**DIRECTION:**
Return all the data, word for word.

### LISTED RECORDS ###

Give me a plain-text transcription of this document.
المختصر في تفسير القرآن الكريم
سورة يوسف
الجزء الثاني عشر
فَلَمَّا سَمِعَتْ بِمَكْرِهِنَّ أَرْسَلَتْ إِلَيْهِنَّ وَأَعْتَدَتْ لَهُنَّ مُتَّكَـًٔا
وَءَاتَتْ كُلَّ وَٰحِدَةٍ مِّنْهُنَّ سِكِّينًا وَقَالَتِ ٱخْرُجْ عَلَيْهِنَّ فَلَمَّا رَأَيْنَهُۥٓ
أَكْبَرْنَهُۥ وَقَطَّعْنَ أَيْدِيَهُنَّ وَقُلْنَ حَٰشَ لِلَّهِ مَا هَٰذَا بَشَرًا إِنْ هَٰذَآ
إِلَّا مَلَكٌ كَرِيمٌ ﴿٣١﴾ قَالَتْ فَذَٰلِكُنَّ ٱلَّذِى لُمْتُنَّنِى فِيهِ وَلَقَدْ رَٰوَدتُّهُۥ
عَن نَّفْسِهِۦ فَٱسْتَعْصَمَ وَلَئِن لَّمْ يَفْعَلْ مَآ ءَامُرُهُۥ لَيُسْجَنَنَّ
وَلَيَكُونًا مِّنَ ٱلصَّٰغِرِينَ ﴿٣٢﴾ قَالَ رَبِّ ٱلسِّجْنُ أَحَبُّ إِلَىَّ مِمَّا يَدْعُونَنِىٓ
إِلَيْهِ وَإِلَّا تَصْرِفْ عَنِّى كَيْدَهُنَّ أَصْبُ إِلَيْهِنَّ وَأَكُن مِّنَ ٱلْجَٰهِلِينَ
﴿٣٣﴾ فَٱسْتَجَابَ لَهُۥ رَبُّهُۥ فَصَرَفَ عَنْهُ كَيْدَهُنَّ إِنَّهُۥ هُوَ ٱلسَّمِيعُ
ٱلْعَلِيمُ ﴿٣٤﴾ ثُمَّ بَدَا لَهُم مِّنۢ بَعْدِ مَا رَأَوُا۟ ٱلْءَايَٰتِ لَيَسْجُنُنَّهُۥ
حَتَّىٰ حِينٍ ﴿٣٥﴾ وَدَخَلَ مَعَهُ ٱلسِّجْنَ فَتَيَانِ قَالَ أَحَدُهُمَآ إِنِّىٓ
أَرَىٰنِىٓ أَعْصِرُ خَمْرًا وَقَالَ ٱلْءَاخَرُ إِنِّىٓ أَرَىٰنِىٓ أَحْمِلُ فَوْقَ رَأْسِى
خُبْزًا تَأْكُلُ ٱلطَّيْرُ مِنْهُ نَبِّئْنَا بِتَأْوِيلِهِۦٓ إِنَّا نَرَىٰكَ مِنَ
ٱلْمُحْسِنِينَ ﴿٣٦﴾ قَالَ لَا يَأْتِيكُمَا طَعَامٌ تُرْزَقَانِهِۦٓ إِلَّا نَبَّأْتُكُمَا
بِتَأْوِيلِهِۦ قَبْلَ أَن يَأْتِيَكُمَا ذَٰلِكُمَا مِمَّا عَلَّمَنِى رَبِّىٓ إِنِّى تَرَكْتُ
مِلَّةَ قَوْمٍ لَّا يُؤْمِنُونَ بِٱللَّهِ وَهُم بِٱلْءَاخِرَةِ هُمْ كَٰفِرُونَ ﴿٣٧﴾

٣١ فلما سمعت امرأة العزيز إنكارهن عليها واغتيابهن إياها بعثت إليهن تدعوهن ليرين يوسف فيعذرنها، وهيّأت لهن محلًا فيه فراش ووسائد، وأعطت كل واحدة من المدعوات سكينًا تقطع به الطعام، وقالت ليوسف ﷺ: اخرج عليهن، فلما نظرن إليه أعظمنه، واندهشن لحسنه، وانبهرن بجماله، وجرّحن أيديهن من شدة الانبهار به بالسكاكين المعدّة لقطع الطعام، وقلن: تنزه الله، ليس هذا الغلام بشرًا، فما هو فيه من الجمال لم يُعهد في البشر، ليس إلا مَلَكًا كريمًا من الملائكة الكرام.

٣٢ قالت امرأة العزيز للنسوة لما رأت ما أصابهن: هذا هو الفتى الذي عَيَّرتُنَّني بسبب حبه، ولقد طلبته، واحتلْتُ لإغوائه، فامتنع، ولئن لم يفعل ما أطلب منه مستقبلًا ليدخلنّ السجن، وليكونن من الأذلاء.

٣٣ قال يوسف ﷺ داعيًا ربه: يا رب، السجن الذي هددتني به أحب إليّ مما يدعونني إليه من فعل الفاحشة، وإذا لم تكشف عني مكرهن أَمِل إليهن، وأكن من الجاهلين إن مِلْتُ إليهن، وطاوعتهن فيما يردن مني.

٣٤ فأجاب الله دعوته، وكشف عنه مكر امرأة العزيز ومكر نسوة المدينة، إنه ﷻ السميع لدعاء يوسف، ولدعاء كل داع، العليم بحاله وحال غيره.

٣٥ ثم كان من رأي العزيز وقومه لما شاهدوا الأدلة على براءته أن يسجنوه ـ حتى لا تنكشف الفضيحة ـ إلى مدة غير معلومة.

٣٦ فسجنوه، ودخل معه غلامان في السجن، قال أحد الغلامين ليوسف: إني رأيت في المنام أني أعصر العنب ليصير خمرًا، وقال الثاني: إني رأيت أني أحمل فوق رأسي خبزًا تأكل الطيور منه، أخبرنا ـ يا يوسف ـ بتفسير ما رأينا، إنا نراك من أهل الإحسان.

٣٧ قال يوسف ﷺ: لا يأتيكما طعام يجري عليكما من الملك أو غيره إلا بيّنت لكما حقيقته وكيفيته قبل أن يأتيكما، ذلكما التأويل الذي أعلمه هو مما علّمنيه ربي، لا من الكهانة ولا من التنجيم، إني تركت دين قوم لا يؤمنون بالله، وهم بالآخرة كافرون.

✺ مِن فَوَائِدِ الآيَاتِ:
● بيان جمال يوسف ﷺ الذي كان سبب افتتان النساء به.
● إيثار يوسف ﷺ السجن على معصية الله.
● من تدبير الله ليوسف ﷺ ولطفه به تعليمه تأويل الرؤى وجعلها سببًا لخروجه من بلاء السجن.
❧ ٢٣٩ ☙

###

**WRITTEN ANSWER:**
Give me a plain-text transcription of this document.
المختصر في تفسير القرآن الكريم
سورة يوسف
الجزء الثاني عشر
فَلَمَّا سَمِعَتْ بِمَكْرِهِنَّ أَرْسَلَتْ إِلَيْهِنَّ وَأَعْتَدَتْ لَهُنَّ مُتَّكَـًٔا
وَءَاتَتْ كُلَّ وَٰحِدَةٍ مِّنْهُنَّ سِكِّينًا وَقَالَتِ ٱخْرُجْ عَلَيْهِنَّ فَلَمَّا رَأَيْنَهُۥٓ
أَكْبَرْنَهُۥ وَقَطَّعْنَ أَيْدِيَهُنَّ وَقُلْنَ حَٰشَ لِلَّهِ مَا هَٰذَا بَشَرًا إِنْ هَٰذَآ
إِلَّا مَلَكٌ كَرِيمٌ ﴿٣١﴾ قَالَتْ فَذَٰلِكُنَّ ٱلَّذِى لُمْتُنَّنِى فِيهِ وَلَقَدْ رَٰوَدتُّهُۥ
عَن نَّفْسِهِۦ فَٱسْتَعْصَمَ وَلَئِن لَّمْ يَفْعَلْ مَآ ءَامُرُهُۥ لَيُسْجَنَنَّ
وَلَيَكُونًا مِّنَ ٱلصَّٰغِرِينَ ﴿٣٢﴾ قَالَ رَبِّ ٱلسِّجْنُ أَحَبُّ إِلَىَّ مِمَّا يَدْعُونَنِىٓ
إِلَيْهِ وَإِلَّا تَصْرِفْ عَنِّى كَيْدَهُنَّ أَصْبُ إِلَيْهِنَّ وَأَكُن مِّنَ ٱلْجَٰهِلِينَ
﴿٣٣﴾ فَٱسْتَجَابَ لَهُۥ رَبُّهُۥ فَصَرَفَ عَنْهُ كَيْدَهُنَّ إِنَّهُۥ هُوَ ٱلسَّمِيعُ
ٱلْعَلِيمُ ﴿٣٤﴾ ثُمَّ بَدَا لَهُم مِّنۢ بَعْدِ مَا رَأَوُا۟ ٱلْءَايَٰتِ لَيَسْجُنُنَّهُۥ
حَتَّىٰ حِينٍ ﴿٣٥﴾ وَدَخَلَ مَعَهُ ٱلسِّجْنَ فَتَيَانِ قَالَ أَحَدُهُمَآ إِنِّىٓ
أَرَىٰنِىٓ أَعْصِرُ خَمْرًا وَقَالَ ٱلْءَاخَرُ إِنِّىٓ أَرَىٰنِىٓ أَحْمِلُ فَوْقَ رَأْسِى
خُبْزًا تَأْكُلُ ٱلطَّيْرُ مِنْهُ نَبِّئْنَا بِتَأْوِيلِهِۦٓ إِنَّا نَرَىٰكَ مِنَ
ٱلْمُحْسِنِينَ ﴿٣٦﴾ قَالَ لَا يَأْتِيكُمَا طَعَامٌ تُرْزَقَانِهِۦٓ إِلَّا نَبَّأْتُكُمَا
بِتَأْوِيلِهِۦ قَبْلَ أَن يَأْتِيَكُمَا ذَٰلِكُمَا مِمَّا عَلَّمَنِى رَبِّىٓ إِنِّى تَرَكْتُ
مِلَّةَ قَوْمٍ لَّا يُؤْمِنُونَ بِٱللَّهِ وَهُم بِٱلْءَاخِرَةِ هُمْ كَٰفِرُونَ ﴿٣٧﴾

٣١ فلما سمعت امرأة العزيز إنكارهن عليها واغتيابهن إياها بعثت إليهن تدعوهن ليرين يوسف فيعذرنها، وهيّأت لهن محلًا فيه فراش ووسائد، وأعطت كل واحدة من المدعوات سكينًا تقطع به الطعام، وقالت ليوسف ﷺ: اخرج عليهن، فلما نظرن إليه أعظمنه، واندهشن لحسنه، وانبهرن بجماله، وجرّحن أيديهن من شدة الانبهار به بالسكاكين المعدّة لقطع الطعام، وقلن: تنزه الله، ليس هذا الغلام بشرًا، فما هو فيه من الجمال لم يُعهد في البشر، ليس إلا مَلَكًا كريمًا من الملائكة الكرام.

٣٢ قالت امرأة العزيز للنسوة لما رأت ما أصابهن: هذا هو الفتى الذي عَيَّرتُنَّني بسبب حبه، ولقد طلبته، واحتلْتُ لإغوائه، فامتنع، ولئن لم يفعل ما أطلب منه مستقبلًا ليدخلنّ السجن، وليكونن من الأذلاء.

٣٣ قال يوسف ﷺ داعيًا ربه: يا رب، السجن الذي هددتني به أحب إليّ مما يدعونني إليه من فعل الفاحشة، وإذا لم تكشف عني مكرهن أَمِل إليهن، وأكن من الجاهلين إن مِلْتُ إليهن، وطاوعتهن فيما يردن مني.

٣٤ فأجاب الله دعوته، وكشف عنه مكر امرأة العزيز ومكر نسوة المدينة، إنه ﷻ السميع لدعاء يوسف، ولدعاء كل داع، العليم بحاله وحال غيره.

٣٥ ثم كان من رأي العزيز وقومه لما شاهدوا الأدلة على براءته أن يسجنوه ـ حتى لا تنكشف الفضيحة ـ إلى مدة غير معلومة.

٣٦ فسجنوه، ودخل معه غلامان في السجن، قال أحد الغلامين ليوسف: إني رأيت في المنام أني أعصر العنب ليصير خمرًا، وقال الثاني: إني رأيت أني أحمل فوق رأسي خبزًا تأكل الطيور منه، أخبرنا ـ يا يوسف ـ بتفسير ما رأينا، إنا نراك من أهل الإحسان.

٣٧ قال يوسف ﷺ: لا يأتيكما طعام يجري عليكما من الملك أو غيره إلا بيّنت لكما حقيقته وكيفيته قبل أن يأتيكما، ذلكما التأويل الذي أعلمه هو مما علّمنيه ربي، لا من الكهانة ولا من التنجيم، إني تركت دين قوم لا يؤمنون بالله، وهم بالآخرة كافرون.

✺ مِن فَوَائِدِ الآيَاتِ:
● بيان جمال يوسف ﷺ الذي كان سبب افتتان النساء به.
● إيثار يوسف ﷺ السجن على معصية الله.
● من تدبير الله ليوسف ﷺ ولطفه به تعليمه تأويل الرؤى وجعلها سببًا لخروجه من بلاء السجن.
❧ ٢٣٩ ☙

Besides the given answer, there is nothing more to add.